Brief: In the material below, list every line carrying the string "traffic".

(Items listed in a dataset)

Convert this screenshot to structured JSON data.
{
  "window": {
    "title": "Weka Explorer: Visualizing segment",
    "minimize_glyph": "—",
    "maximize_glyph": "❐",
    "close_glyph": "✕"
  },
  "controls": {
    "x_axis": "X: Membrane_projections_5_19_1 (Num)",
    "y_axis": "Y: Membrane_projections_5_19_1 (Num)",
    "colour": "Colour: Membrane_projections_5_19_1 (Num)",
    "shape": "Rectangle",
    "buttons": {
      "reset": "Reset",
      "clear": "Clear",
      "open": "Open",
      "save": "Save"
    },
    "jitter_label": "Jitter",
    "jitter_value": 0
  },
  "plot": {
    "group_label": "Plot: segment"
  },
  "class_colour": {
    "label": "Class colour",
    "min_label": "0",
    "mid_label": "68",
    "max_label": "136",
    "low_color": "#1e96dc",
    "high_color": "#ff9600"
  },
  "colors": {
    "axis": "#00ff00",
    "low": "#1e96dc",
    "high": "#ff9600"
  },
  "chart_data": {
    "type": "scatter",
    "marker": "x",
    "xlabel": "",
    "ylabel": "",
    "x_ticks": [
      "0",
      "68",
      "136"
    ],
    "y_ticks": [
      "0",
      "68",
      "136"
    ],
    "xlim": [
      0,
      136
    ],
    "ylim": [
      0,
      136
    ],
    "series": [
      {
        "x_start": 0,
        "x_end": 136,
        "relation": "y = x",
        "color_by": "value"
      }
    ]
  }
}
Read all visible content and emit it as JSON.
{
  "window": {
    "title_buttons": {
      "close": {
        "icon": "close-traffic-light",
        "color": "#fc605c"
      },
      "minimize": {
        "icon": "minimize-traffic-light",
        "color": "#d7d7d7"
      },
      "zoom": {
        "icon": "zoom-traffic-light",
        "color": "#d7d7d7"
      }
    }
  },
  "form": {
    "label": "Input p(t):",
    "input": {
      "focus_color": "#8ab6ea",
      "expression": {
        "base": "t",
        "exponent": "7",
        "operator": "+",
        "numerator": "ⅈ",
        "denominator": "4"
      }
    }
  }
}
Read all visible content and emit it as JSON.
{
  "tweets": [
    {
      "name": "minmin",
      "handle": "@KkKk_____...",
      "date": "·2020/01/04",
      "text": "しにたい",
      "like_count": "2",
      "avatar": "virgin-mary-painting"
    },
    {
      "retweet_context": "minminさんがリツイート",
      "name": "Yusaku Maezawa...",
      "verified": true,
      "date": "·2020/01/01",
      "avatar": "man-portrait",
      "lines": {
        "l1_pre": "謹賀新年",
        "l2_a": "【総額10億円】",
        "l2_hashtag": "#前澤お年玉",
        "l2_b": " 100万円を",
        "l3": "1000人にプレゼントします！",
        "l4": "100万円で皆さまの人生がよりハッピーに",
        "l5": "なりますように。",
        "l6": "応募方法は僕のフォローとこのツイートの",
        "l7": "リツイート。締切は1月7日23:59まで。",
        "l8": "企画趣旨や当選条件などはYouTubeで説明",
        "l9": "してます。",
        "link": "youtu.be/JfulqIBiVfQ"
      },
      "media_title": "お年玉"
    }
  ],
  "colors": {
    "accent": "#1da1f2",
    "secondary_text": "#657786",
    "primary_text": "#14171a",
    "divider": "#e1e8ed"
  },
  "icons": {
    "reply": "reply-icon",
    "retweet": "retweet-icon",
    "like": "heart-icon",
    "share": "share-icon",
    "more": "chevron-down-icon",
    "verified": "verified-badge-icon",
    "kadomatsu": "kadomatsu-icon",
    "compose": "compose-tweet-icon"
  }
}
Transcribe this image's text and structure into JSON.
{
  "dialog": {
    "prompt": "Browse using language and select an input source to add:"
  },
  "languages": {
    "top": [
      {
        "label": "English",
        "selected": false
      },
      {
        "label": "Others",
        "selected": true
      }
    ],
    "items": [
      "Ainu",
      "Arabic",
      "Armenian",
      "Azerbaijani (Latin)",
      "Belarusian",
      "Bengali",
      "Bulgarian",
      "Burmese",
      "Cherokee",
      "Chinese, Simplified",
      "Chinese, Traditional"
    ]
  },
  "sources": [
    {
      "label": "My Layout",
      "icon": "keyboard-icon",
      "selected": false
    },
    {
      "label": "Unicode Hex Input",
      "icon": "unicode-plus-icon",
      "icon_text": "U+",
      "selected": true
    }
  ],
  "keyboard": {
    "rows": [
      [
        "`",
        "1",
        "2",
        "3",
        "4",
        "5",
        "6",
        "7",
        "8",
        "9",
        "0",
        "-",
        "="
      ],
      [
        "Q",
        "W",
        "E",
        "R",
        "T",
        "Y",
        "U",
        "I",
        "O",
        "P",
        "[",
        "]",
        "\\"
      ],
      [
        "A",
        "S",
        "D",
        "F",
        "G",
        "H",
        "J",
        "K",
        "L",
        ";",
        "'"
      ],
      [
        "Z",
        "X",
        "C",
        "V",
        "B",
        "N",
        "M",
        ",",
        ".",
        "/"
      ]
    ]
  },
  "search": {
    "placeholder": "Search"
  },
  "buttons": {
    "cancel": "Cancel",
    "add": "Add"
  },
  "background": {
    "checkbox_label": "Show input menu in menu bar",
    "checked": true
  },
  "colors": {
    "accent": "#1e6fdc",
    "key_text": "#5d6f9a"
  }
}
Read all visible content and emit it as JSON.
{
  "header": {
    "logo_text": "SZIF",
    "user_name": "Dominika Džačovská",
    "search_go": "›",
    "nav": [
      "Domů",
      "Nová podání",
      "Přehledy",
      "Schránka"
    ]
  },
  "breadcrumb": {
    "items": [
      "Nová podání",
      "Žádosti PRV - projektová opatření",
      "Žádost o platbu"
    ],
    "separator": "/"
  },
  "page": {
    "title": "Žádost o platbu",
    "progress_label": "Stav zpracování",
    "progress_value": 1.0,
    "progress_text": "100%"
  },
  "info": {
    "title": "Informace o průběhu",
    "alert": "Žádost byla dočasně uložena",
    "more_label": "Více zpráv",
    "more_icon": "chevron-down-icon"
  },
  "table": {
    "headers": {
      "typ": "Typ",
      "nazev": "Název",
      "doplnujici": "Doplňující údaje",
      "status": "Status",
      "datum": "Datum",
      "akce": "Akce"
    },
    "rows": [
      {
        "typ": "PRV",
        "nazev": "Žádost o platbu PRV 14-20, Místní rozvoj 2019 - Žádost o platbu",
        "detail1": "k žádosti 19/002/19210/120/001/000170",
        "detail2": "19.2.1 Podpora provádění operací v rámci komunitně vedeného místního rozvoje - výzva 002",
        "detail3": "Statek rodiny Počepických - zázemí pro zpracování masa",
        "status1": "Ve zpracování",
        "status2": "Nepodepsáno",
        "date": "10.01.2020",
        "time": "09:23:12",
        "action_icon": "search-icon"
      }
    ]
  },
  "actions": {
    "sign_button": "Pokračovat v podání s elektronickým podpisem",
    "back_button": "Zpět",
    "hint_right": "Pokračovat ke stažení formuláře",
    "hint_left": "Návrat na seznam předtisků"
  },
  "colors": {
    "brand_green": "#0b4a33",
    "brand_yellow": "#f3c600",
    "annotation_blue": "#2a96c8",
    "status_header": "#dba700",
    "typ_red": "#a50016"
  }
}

Correct response:
        "icon": "close-traffic-light",
        "icon": "minimize-traffic-light",
        "icon": "zoom-traffic-light",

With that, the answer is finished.